◆ **Page extract**
* START *
OPINION AND ORDER GRANTING DEFENDANTS’ MOTION FOR SUMMARY JUDGMENT ON COUNT I AND DISMISSING PLAINTIFF'S STATE-LAW CLAIMS WITHOUT PREJUDICE
This matter is presently before the Court on defendants’ motion for summary judgment [docket entry 29]. Plaintiff has filed a response in opposition, defendants have filed reply, and plaintiff has filed a sur-reply. Pursuant to E.D. Mich. 7.1(f)(2), the Court shall decide this motion without a hearing. For the reasons stated below, the Court shall grant the motion as to plaintiff's federal claim and dismiss plaintiff's state-law claims without prejudice.
At all times relevant to this matter, plaintiff was an undergraduate student at University of Detroit Mercy and a member of its basketball team. The basis of plaintiff's complaint is an incident that occurred with the coach, Bacari Alexander, during a basketball practice on November 6, 2017. Plaintiff alleges that:
22. In response to a simple statement Plaintiff made to Defendant Alexander during the team huddle, Defendant Alexander turned to Plaintiff, aggressively grabbed his genitals through his pants so the outline could be seen while thrusting his hips in Plaintiff's direction, and yelled at Plaintiff, “suck my dick!”
23. Defendant Alexander stood only approximately three to five feet away from Plaintiff as he yelled and thrusted [sic] his hips—the outline of his genitals clearly visible—towards Plaintiff.
* END *
◆ **Stored data**
* START *
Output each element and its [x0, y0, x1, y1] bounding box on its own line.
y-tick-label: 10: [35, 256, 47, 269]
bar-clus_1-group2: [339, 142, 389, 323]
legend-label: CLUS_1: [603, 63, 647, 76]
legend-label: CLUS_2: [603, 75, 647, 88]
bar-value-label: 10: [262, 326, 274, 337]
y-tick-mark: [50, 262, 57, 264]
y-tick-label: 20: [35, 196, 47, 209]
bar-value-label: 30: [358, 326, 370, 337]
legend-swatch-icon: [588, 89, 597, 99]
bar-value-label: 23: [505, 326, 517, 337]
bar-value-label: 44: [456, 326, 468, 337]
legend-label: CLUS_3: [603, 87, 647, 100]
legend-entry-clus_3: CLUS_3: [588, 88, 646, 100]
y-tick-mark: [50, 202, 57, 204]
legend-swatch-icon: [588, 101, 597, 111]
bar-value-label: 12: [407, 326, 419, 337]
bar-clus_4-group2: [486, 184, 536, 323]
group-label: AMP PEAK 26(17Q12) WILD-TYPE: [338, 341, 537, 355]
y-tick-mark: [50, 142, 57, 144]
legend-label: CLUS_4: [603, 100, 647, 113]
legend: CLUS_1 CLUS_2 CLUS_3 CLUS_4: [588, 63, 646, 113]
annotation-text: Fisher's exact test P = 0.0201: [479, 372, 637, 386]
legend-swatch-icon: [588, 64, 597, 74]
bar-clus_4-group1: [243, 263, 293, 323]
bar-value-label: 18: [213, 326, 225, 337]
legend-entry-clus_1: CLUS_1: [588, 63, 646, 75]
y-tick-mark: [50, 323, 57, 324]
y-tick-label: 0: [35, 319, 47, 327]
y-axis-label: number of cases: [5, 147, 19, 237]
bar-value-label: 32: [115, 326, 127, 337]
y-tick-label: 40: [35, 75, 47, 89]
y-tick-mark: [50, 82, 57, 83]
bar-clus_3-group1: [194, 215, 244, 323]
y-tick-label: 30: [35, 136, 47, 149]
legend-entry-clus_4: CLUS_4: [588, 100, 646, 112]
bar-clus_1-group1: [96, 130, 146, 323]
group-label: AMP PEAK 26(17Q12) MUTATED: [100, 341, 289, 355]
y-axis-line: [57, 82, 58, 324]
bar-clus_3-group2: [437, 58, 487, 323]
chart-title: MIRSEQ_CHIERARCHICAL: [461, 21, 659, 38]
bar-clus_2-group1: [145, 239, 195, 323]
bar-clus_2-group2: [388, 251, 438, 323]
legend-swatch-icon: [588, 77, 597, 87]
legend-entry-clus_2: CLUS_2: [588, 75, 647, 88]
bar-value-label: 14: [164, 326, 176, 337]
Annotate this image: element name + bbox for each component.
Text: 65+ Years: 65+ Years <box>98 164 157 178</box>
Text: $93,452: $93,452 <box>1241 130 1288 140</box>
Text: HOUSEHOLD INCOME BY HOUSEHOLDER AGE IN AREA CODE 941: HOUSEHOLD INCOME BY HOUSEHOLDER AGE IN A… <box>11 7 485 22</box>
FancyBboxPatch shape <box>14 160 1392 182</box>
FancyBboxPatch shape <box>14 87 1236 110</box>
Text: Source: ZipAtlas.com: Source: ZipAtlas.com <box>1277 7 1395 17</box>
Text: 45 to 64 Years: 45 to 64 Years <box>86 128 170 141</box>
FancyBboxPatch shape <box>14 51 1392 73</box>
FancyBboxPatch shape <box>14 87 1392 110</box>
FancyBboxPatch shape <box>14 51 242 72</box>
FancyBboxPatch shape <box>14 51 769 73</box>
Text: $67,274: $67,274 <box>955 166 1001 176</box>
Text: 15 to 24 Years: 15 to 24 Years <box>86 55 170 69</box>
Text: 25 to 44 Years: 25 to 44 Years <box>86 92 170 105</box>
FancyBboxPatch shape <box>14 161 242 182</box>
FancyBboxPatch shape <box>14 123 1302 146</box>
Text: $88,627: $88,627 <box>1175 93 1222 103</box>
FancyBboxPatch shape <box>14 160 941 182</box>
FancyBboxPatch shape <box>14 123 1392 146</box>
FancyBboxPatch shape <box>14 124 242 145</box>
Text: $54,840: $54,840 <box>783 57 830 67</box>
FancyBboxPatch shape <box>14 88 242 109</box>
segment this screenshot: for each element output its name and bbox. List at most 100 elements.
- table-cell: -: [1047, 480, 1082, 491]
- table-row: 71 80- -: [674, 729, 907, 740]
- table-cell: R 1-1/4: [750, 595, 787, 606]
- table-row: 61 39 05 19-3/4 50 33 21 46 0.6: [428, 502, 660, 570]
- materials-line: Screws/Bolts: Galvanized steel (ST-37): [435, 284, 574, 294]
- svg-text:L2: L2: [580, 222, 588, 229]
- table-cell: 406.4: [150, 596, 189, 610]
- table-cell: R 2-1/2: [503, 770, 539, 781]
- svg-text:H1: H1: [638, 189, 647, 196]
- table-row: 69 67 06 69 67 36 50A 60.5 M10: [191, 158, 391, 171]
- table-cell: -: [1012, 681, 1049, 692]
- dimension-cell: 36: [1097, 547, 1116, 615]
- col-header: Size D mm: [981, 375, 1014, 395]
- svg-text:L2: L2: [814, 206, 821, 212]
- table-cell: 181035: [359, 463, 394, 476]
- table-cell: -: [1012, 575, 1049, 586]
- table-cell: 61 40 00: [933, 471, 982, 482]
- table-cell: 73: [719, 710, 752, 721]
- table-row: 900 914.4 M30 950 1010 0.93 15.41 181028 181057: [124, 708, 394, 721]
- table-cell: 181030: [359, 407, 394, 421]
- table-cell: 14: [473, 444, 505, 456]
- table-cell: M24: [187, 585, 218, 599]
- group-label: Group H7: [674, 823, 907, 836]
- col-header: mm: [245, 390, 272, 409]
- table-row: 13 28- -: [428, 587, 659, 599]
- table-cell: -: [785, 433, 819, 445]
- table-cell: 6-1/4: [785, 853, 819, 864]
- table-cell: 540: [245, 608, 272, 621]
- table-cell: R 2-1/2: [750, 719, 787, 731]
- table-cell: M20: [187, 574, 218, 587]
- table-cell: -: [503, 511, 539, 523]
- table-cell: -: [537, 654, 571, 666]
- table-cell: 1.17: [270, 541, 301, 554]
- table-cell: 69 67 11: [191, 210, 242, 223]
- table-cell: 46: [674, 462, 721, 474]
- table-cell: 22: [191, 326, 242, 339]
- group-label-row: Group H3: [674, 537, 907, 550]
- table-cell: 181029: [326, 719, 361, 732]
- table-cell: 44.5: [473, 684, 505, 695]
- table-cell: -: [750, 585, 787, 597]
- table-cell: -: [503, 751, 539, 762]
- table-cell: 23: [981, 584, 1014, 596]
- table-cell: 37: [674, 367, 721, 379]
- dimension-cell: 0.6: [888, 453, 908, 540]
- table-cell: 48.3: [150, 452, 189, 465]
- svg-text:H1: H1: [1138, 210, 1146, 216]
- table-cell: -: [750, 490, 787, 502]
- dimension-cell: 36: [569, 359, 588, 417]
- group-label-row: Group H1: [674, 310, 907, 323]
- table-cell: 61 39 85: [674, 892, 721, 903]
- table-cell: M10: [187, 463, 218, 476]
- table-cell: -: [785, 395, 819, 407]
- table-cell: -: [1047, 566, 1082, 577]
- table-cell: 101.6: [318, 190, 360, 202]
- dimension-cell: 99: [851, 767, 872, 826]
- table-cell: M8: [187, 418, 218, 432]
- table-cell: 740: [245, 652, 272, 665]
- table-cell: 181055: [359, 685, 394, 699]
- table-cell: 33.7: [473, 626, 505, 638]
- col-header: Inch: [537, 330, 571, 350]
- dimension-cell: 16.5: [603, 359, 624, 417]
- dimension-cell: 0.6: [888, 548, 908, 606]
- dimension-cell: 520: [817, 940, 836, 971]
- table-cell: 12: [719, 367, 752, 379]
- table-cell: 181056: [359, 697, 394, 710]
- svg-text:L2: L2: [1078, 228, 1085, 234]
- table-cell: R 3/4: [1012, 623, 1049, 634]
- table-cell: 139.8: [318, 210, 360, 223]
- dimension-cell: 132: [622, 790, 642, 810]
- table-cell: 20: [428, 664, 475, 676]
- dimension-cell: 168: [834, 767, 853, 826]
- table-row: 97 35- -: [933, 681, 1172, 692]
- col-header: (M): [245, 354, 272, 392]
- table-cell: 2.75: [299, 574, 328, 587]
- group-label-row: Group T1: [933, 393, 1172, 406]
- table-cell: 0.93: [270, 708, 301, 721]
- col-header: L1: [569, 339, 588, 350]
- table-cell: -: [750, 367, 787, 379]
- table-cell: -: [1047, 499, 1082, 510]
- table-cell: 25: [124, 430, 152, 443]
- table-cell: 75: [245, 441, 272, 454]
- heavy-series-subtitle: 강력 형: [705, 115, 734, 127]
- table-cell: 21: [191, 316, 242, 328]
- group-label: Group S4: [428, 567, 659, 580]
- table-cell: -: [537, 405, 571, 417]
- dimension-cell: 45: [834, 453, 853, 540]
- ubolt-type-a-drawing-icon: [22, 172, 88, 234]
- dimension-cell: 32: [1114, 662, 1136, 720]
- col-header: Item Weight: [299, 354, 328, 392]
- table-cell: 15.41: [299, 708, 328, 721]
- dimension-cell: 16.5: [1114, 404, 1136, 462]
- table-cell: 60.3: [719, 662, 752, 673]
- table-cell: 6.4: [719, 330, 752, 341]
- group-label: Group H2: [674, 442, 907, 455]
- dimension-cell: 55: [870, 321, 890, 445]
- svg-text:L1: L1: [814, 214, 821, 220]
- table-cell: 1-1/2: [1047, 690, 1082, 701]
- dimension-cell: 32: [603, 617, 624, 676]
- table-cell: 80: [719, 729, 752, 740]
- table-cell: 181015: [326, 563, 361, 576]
* END *
◆ **Written request 1**
List the filings by the parties that the court opinion names in connection with the motion before the Court.
◆ **Written request 2**
Filter the records down to every line that contains the string "mark", and copy each such line.
The court opinion and the records have no connection to each other.

◆ **Final result 1**
- Defendants' motion for summary judgment
- Plaintiff's response in opposition
- Defendants' reply
- Plaintiff's sur-reply

◆ **Final result 2**
y-tick-mark: [50, 262, 57, 264]
y-tick-mark: [50, 202, 57, 204]
y-tick-mark: [50, 142, 57, 144]
y-tick-mark: [50, 323, 57, 324]
y-tick-mark: [50, 82, 57, 83]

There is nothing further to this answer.